■ Dataset items:
•••••

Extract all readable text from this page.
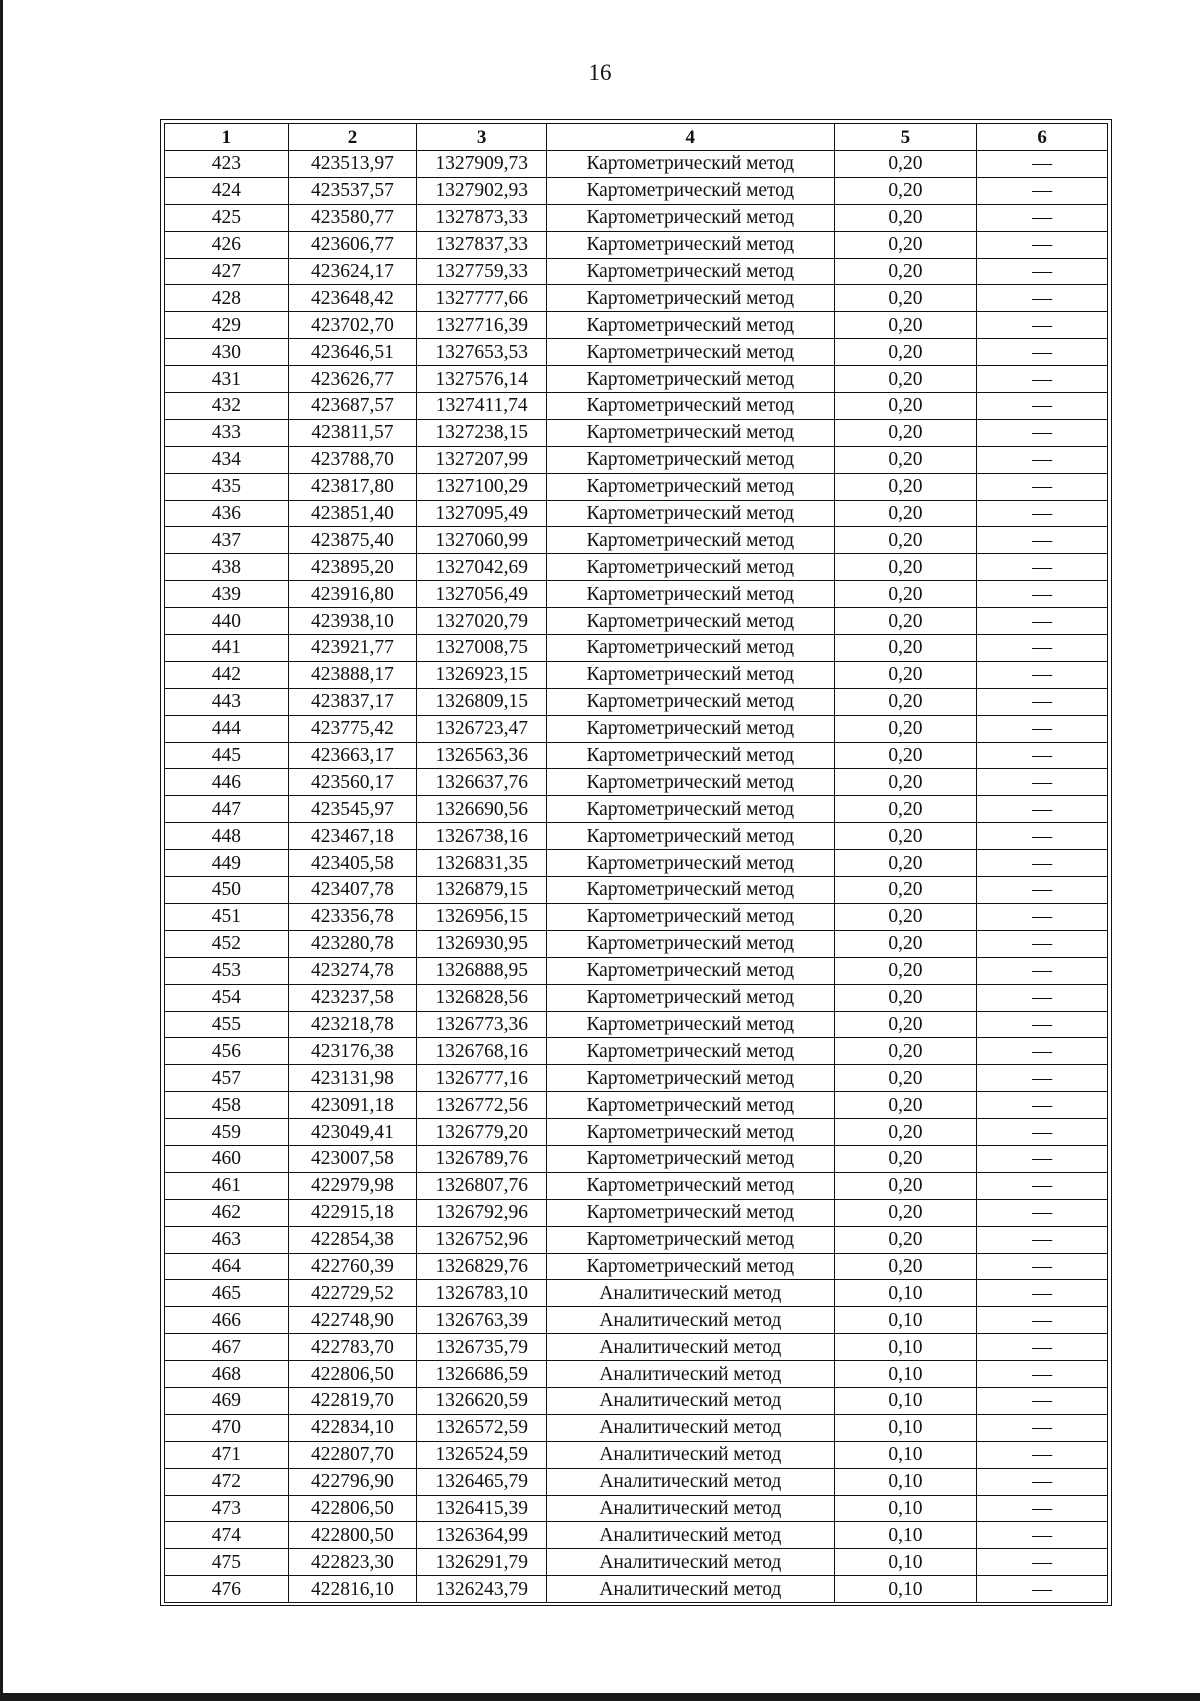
16
1	2	3	4	5	6
423	423513,97	1327909,73	Картометрический метод	0,20	—
424	423537,57	1327902,93	Картометрический метод	0,20	—
425	423580,77	1327873,33	Картометрический метод	0,20	—
426	423606,77	1327837,33	Картометрический метод	0,20	—
427	423624,17	1327759,33	Картометрический метод	0,20	—
428	423648,42	1327777,66	Картометрический метод	0,20	—
429	423702,70	1327716,39	Картометрический метод	0,20	—
430	423646,51	1327653,53	Картометрический метод	0,20	—
431	423626,77	1327576,14	Картометрический метод	0,20	—
432	423687,57	1327411,74	Картометрический метод	0,20	—
433	423811,57	1327238,15	Картометрический метод	0,20	—
434	423788,70	1327207,99	Картометрический метод	0,20	—
435	423817,80	1327100,29	Картометрический метод	0,20	—
436	423851,40	1327095,49	Картометрический метод	0,20	—
437	423875,40	1327060,99	Картометрический метод	0,20	—
438	423895,20	1327042,69	Картометрический метод	0,20	—
439	423916,80	1327056,49	Картометрический метод	0,20	—
440	423938,10	1327020,79	Картометрический метод	0,20	—
441	423921,77	1327008,75	Картометрический метод	0,20	—
442	423888,17	1326923,15	Картометрический метод	0,20	—
443	423837,17	1326809,15	Картометрический метод	0,20	—
444	423775,42	1326723,47	Картометрический метод	0,20	—
445	423663,17	1326563,36	Картометрический метод	0,20	—
446	423560,17	1326637,76	Картометрический метод	0,20	—
447	423545,97	1326690,56	Картометрический метод	0,20	—
448	423467,18	1326738,16	Картометрический метод	0,20	—
449	423405,58	1326831,35	Картометрический метод	0,20	—
450	423407,78	1326879,15	Картометрический метод	0,20	—
451	423356,78	1326956,15	Картометрический метод	0,20	—
452	423280,78	1326930,95	Картометрический метод	0,20	—
453	423274,78	1326888,95	Картометрический метод	0,20	—
454	423237,58	1326828,56	Картометрический метод	0,20	—
455	423218,78	1326773,36	Картометрический метод	0,20	—
456	423176,38	1326768,16	Картометрический метод	0,20	—
457	423131,98	1326777,16	Картометрический метод	0,20	—
458	423091,18	1326772,56	Картометрический метод	0,20	—
459	423049,41	1326779,20	Картометрический метод	0,20	—
460	423007,58	1326789,76	Картометрический метод	0,20	—
461	422979,98	1326807,76	Картометрический метод	0,20	—
462	422915,18	1326792,96	Картометрический метод	0,20	—
463	422854,38	1326752,96	Картометрический метод	0,20	—
464	422760,39	1326829,76	Картометрический метод	0,20	—
465	422729,52	1326783,10	Аналитический метод	0,10	—
466	422748,90	1326763,39	Аналитический метод	0,10	—
467	422783,70	1326735,79	Аналитический метод	0,10	—
468	422806,50	1326686,59	Аналитический метод	0,10	—
469	422819,70	1326620,59	Аналитический метод	0,10	—
470	422834,10	1326572,59	Аналитический метод	0,10	—
471	422807,70	1326524,59	Аналитический метод	0,10	—
472	422796,90	1326465,79	Аналитический метод	0,10	—
473	422806,50	1326415,39	Аналитический метод	0,10	—
474	422800,50	1326364,99	Аналитический метод	0,10	—
475	422823,30	1326291,79	Аналитический метод	0,10	—
476	422816,10	1326243,79	Аналитический метод	0,10	—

•••••

■ Exercise prompt:
All of the lines above should be retyped precisely, apart from the pictures.

■ Solution to this problem:
Extract all readable text from this page.
16
1	2	3	4	5	6
423	423513,97	1327909,73	Картометрический метод	0,20	—
424	423537,57	1327902,93	Картометрический метод	0,20	—
425	423580,77	1327873,33	Картометрический метод	0,20	—
426	423606,77	1327837,33	Картометрический метод	0,20	—
427	423624,17	1327759,33	Картометрический метод	0,20	—
428	423648,42	1327777,66	Картометрический метод	0,20	—
429	423702,70	1327716,39	Картометрический метод	0,20	—
430	423646,51	1327653,53	Картометрический метод	0,20	—
431	423626,77	1327576,14	Картометрический метод	0,20	—
432	423687,57	1327411,74	Картометрический метод	0,20	—
433	423811,57	1327238,15	Картометрический метод	0,20	—
434	423788,70	1327207,99	Картометрический метод	0,20	—
435	423817,80	1327100,29	Картометрический метод	0,20	—
436	423851,40	1327095,49	Картометрический метод	0,20	—
437	423875,40	1327060,99	Картометрический метод	0,20	—
438	423895,20	1327042,69	Картометрический метод	0,20	—
439	423916,80	1327056,49	Картометрический метод	0,20	—
440	423938,10	1327020,79	Картометрический метод	0,20	—
441	423921,77	1327008,75	Картометрический метод	0,20	—
442	423888,17	1326923,15	Картометрический метод	0,20	—
443	423837,17	1326809,15	Картометрический метод	0,20	—
444	423775,42	1326723,47	Картометрический метод	0,20	—
445	423663,17	1326563,36	Картометрический метод	0,20	—
446	423560,17	1326637,76	Картометрический метод	0,20	—
447	423545,97	1326690,56	Картометрический метод	0,20	—
448	423467,18	1326738,16	Картометрический метод	0,20	—
449	423405,58	1326831,35	Картометрический метод	0,20	—
450	423407,78	1326879,15	Картометрический метод	0,20	—
451	423356,78	1326956,15	Картометрический метод	0,20	—
452	423280,78	1326930,95	Картометрический метод	0,20	—
453	423274,78	1326888,95	Картометрический метод	0,20	—
454	423237,58	1326828,56	Картометрический метод	0,20	—
455	423218,78	1326773,36	Картометрический метод	0,20	—
456	423176,38	1326768,16	Картометрический метод	0,20	—
457	423131,98	1326777,16	Картометрический метод	0,20	—
458	423091,18	1326772,56	Картометрический метод	0,20	—
459	423049,41	1326779,20	Картометрический метод	0,20	—
460	423007,58	1326789,76	Картометрический метод	0,20	—
461	422979,98	1326807,76	Картометрический метод	0,20	—
462	422915,18	1326792,96	Картометрический метод	0,20	—
463	422854,38	1326752,96	Картометрический метод	0,20	—
464	422760,39	1326829,76	Картометрический метод	0,20	—
465	422729,52	1326783,10	Аналитический метод	0,10	—
466	422748,90	1326763,39	Аналитический метод	0,10	—
467	422783,70	1326735,79	Аналитический метод	0,10	—
468	422806,50	1326686,59	Аналитический метод	0,10	—
469	422819,70	1326620,59	Аналитический метод	0,10	—
470	422834,10	1326572,59	Аналитический метод	0,10	—
471	422807,70	1326524,59	Аналитический метод	0,10	—
472	422796,90	1326465,79	Аналитический метод	0,10	—
473	422806,50	1326415,39	Аналитический метод	0,10	—
474	422800,50	1326364,99	Аналитический метод	0,10	—
475	422823,30	1326291,79	Аналитический метод	0,10	—
476	422816,10	1326243,79	Аналитический метод	0,10	—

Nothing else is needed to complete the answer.